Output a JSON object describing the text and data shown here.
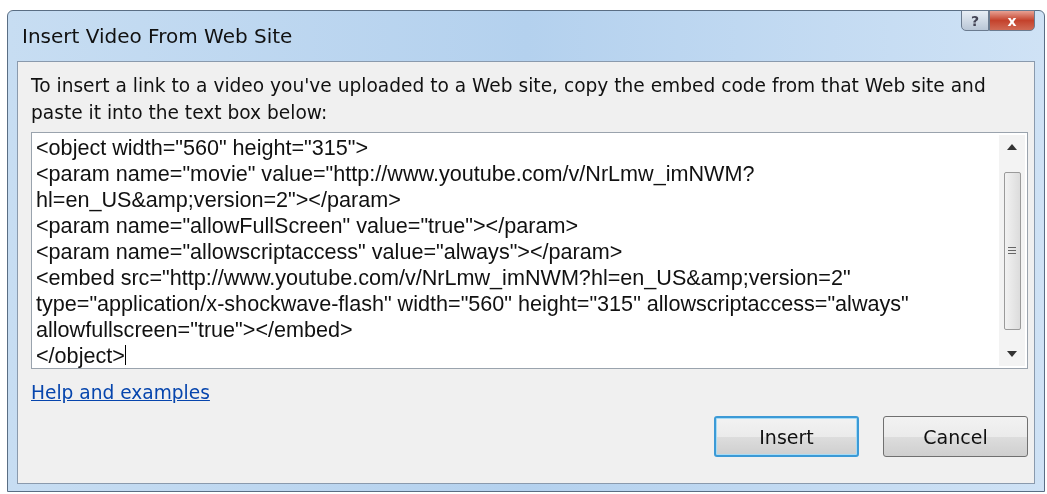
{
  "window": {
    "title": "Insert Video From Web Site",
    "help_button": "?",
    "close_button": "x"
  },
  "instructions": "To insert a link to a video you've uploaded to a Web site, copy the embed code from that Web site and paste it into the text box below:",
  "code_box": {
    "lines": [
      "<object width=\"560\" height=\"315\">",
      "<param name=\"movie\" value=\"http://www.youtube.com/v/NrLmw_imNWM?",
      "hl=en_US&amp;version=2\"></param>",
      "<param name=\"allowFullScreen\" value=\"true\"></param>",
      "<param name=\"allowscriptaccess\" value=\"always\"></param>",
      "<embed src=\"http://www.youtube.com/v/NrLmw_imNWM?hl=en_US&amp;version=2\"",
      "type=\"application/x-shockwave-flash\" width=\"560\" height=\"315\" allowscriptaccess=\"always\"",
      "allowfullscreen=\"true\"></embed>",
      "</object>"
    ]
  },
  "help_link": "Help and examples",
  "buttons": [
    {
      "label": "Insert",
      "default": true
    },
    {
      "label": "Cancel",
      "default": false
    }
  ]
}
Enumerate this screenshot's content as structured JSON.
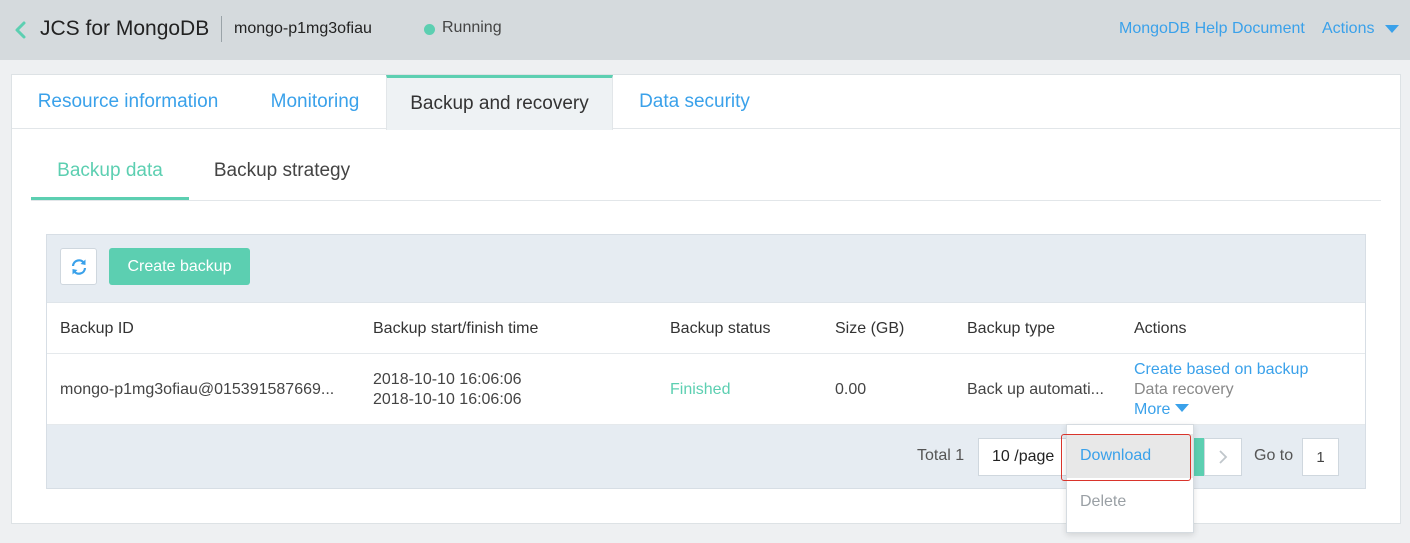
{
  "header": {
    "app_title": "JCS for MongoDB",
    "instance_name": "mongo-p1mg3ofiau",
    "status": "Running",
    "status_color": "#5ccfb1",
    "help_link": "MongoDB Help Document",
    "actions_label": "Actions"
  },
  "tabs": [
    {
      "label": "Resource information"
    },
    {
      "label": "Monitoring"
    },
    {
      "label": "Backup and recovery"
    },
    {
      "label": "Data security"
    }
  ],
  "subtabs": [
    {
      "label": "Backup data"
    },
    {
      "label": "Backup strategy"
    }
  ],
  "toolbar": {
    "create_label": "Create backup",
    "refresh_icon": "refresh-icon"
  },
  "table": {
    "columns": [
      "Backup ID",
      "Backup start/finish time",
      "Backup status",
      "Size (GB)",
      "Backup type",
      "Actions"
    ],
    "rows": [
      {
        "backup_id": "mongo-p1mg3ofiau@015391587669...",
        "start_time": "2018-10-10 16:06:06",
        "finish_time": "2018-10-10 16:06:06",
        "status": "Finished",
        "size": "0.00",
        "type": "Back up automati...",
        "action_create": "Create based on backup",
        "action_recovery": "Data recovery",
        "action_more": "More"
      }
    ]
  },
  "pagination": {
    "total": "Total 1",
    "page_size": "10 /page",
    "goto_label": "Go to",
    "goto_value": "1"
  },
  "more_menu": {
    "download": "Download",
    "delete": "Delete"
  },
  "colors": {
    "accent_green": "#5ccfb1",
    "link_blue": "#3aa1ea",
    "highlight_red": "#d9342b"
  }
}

----------

TASK BRIEF: Each entry above is to be written out again unchanged, apart from the pictures, which are left out.

WRITTEN SOLUTION:
Output a JSON object describing the text and data shown here.
{
  "window": {
    "title": "Insert Video From Web Site",
    "help_button": "?",
    "close_button": "x"
  },
  "instructions": "To insert a link to a video you've uploaded to a Web site, copy the embed code from that Web site and paste it into the text box below:",
  "code_box": {
    "lines": [
      "<object width=\"560\" height=\"315\">",
      "<param name=\"movie\" value=\"http://www.youtube.com/v/NrLmw_imNWM?",
      "hl=en_US&amp;version=2\"></param>",
      "<param name=\"allowFullScreen\" value=\"true\"></param>",
      "<param name=\"allowscriptaccess\" value=\"always\"></param>",
      "<embed src=\"http://www.youtube.com/v/NrLmw_imNWM?hl=en_US&amp;version=2\"",
      "type=\"application/x-shockwave-flash\" width=\"560\" height=\"315\" allowscriptaccess=\"always\"",
      "allowfullscreen=\"true\"></embed>",
      "</object>"
    ]
  },
  "help_link": "Help and examples",
  "buttons": [
    {
      "label": "Insert",
      "default": true
    },
    {
      "label": "Cancel",
      "default": false
    }
  ]
}
Enumerate this screenshot's content as structured JSON.
{
  "header": {
    "app_title": "JCS for MongoDB",
    "instance_name": "mongo-p1mg3ofiau",
    "status": "Running",
    "status_color": "#5ccfb1",
    "help_link": "MongoDB Help Document",
    "actions_label": "Actions"
  },
  "tabs": [
    {
      "label": "Resource information"
    },
    {
      "label": "Monitoring"
    },
    {
      "label": "Backup and recovery"
    },
    {
      "label": "Data security"
    }
  ],
  "subtabs": [
    {
      "label": "Backup data"
    },
    {
      "label": "Backup strategy"
    }
  ],
  "toolbar": {
    "create_label": "Create backup",
    "refresh_icon": "refresh-icon"
  },
  "table": {
    "columns": [
      "Backup ID",
      "Backup start/finish time",
      "Backup status",
      "Size (GB)",
      "Backup type",
      "Actions"
    ],
    "rows": [
      {
        "backup_id": "mongo-p1mg3ofiau@015391587669...",
        "start_time": "2018-10-10 16:06:06",
        "finish_time": "2018-10-10 16:06:06",
        "status": "Finished",
        "size": "0.00",
        "type": "Back up automati...",
        "action_create": "Create based on backup",
        "action_recovery": "Data recovery",
        "action_more": "More"
      }
    ]
  },
  "pagination": {
    "total": "Total 1",
    "page_size": "10 /page",
    "goto_label": "Go to",
    "goto_value": "1"
  },
  "more_menu": {
    "download": "Download",
    "delete": "Delete"
  },
  "colors": {
    "accent_green": "#5ccfb1",
    "link_blue": "#3aa1ea",
    "highlight_red": "#d9342b"
  }
}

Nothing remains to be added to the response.